- Data for processing
>>>>>

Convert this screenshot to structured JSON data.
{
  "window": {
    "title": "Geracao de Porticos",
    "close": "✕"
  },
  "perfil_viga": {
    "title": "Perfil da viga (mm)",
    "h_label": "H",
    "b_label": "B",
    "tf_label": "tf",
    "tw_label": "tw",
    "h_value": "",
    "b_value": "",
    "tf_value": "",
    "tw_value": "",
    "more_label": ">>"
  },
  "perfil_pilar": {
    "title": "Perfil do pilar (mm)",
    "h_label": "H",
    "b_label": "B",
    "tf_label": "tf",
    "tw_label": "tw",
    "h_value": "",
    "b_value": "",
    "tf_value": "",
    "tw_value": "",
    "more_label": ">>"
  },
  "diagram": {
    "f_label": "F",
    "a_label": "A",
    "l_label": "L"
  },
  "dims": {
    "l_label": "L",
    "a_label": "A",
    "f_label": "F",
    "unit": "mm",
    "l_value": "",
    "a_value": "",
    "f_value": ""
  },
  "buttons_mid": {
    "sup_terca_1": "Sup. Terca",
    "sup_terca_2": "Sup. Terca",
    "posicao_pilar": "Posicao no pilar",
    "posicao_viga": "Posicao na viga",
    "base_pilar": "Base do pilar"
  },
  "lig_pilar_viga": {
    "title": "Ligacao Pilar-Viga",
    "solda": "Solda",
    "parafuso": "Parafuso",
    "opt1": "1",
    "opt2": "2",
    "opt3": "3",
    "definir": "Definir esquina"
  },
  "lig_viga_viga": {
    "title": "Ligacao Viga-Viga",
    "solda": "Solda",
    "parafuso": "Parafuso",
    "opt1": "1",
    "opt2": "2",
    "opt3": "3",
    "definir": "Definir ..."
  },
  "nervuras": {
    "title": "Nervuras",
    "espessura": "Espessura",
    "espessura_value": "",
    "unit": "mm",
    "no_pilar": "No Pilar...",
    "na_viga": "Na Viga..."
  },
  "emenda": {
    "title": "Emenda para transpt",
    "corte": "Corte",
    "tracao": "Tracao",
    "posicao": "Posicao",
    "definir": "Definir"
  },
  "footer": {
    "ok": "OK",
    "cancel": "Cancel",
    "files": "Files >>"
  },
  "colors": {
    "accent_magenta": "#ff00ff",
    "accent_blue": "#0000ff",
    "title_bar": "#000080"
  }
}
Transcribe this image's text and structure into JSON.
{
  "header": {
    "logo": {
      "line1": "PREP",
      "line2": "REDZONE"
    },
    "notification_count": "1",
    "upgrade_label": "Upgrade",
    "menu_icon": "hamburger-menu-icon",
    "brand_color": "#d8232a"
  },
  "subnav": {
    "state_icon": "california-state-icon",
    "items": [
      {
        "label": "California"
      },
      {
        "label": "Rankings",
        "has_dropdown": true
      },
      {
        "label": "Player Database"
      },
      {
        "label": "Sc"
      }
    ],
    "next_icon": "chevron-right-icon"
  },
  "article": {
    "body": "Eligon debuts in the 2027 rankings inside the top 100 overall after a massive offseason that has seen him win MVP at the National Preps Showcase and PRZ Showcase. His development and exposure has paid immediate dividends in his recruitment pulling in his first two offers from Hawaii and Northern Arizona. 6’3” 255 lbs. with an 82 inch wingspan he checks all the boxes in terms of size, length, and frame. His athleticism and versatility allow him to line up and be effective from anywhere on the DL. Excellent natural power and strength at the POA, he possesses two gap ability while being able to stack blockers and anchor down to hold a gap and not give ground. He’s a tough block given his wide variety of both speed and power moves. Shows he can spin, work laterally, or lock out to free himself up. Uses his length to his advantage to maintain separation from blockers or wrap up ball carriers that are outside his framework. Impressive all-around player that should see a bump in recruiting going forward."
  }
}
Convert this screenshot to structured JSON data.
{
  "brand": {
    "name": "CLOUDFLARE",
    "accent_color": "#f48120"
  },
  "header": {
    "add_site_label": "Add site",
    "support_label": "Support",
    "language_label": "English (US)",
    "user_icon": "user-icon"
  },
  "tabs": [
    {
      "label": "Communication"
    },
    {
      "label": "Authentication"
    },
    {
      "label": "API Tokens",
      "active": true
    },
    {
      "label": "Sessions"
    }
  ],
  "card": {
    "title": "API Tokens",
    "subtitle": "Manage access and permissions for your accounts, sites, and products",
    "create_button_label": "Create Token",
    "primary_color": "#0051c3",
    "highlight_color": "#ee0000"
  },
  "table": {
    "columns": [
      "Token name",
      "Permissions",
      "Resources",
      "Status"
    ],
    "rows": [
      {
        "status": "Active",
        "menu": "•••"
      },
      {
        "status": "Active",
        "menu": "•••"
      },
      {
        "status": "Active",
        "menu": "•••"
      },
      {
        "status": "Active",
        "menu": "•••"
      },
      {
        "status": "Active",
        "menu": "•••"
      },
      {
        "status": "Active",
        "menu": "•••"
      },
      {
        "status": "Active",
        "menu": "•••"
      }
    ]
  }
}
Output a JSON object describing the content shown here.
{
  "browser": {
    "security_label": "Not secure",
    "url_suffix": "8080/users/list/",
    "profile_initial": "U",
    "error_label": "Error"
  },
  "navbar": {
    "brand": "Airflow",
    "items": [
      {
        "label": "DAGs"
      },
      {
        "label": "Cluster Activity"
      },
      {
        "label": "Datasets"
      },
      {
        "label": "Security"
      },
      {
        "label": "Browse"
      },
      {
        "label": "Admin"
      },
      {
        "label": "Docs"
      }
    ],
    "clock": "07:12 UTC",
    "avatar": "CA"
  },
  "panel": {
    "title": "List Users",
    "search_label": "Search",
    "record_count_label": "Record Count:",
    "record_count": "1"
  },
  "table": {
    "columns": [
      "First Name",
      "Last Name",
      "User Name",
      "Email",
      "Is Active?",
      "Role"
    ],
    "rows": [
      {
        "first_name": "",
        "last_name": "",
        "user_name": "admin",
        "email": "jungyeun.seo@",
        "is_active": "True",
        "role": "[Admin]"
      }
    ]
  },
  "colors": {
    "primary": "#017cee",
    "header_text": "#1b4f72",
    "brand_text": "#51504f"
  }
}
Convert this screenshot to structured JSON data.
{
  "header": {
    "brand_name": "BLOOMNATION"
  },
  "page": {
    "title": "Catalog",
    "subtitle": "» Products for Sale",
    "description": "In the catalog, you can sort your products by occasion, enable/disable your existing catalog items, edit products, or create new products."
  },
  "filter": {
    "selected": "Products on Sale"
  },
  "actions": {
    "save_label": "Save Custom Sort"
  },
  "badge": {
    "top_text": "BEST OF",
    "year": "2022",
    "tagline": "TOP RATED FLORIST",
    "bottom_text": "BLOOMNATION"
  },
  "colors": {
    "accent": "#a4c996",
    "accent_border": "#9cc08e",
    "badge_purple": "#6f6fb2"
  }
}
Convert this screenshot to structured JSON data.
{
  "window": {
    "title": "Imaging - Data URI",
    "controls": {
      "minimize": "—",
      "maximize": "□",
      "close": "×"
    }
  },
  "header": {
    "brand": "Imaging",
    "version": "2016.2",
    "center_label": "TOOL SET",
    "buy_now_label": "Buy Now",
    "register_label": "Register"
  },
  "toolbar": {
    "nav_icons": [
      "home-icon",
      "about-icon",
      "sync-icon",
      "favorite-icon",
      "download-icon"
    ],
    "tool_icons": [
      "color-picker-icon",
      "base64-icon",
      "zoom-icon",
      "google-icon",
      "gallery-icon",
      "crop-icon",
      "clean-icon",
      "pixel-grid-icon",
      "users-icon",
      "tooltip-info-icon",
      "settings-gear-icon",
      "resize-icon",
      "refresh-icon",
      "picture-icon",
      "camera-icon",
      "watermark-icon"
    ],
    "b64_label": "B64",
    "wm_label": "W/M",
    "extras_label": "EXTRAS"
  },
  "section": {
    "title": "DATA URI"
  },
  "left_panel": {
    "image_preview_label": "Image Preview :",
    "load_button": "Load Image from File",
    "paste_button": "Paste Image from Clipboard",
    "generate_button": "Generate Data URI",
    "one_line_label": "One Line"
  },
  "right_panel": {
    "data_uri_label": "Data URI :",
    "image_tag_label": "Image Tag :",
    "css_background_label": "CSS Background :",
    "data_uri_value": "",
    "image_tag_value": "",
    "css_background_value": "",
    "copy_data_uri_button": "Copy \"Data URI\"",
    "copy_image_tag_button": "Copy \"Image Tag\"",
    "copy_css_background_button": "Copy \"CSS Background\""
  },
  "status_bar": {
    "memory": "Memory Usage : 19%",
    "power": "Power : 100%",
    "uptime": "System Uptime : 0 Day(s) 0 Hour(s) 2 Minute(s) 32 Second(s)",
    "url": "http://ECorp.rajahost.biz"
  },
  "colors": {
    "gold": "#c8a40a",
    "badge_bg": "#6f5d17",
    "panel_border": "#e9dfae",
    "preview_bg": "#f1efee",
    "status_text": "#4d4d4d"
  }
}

<<<<<

- Short problem
How many of the lines above hold "Terca"? Answer with only the number.

- Exercise answer
2